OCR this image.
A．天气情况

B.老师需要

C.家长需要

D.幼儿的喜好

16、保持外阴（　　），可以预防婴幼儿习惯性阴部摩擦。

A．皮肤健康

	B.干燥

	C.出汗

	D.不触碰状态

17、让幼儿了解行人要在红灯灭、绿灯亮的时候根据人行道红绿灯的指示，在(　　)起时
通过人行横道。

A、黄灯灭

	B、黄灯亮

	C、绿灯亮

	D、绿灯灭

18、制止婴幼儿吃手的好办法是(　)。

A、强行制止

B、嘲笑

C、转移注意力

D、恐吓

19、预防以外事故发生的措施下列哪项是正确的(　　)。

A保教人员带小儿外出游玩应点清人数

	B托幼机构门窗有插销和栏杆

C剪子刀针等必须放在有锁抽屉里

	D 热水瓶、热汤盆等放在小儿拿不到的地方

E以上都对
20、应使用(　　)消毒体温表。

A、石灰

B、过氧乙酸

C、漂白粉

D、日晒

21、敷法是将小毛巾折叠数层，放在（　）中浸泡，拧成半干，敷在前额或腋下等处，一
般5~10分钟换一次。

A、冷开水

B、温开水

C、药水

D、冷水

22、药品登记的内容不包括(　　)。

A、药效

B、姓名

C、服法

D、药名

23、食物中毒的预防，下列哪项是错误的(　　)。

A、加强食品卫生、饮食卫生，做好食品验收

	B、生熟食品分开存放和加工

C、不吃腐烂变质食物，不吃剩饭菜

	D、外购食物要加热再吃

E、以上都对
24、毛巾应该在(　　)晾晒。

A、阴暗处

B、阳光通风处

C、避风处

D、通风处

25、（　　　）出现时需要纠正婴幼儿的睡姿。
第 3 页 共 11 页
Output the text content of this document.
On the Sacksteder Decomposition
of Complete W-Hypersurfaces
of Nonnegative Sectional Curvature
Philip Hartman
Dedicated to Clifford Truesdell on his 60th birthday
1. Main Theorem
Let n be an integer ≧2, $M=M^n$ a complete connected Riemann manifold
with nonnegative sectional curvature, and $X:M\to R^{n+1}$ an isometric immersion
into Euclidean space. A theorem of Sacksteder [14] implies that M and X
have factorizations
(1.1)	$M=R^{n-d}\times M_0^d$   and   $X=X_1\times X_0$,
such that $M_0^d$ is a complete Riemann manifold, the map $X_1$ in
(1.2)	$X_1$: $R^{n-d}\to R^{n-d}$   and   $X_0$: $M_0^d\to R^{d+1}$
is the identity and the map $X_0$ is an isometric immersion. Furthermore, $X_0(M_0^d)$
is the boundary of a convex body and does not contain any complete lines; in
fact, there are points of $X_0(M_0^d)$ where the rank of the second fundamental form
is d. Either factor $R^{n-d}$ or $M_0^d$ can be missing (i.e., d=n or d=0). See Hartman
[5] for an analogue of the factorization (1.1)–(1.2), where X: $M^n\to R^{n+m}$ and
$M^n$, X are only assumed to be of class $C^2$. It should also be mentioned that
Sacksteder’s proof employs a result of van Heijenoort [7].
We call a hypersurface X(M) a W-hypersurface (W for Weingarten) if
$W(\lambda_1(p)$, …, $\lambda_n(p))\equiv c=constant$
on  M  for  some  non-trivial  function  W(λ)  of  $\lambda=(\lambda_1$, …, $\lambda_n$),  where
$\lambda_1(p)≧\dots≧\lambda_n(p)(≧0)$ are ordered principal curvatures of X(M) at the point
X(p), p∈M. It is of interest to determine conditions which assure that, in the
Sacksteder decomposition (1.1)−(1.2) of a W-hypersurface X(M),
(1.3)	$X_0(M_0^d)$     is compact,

-=-=-

*WORK TO COMPLETE*.
Look over the listing. Pull out every line with the string "isometric" in it.

*WRITTEN SOLUTION*.
with nonnegative sectional curvature, and $X:M\to R^{n+1}$ an isometric immersion
is the identity and the map $X_0$ is an isometric immersion. Furthermore, $X_0(M_0^d)$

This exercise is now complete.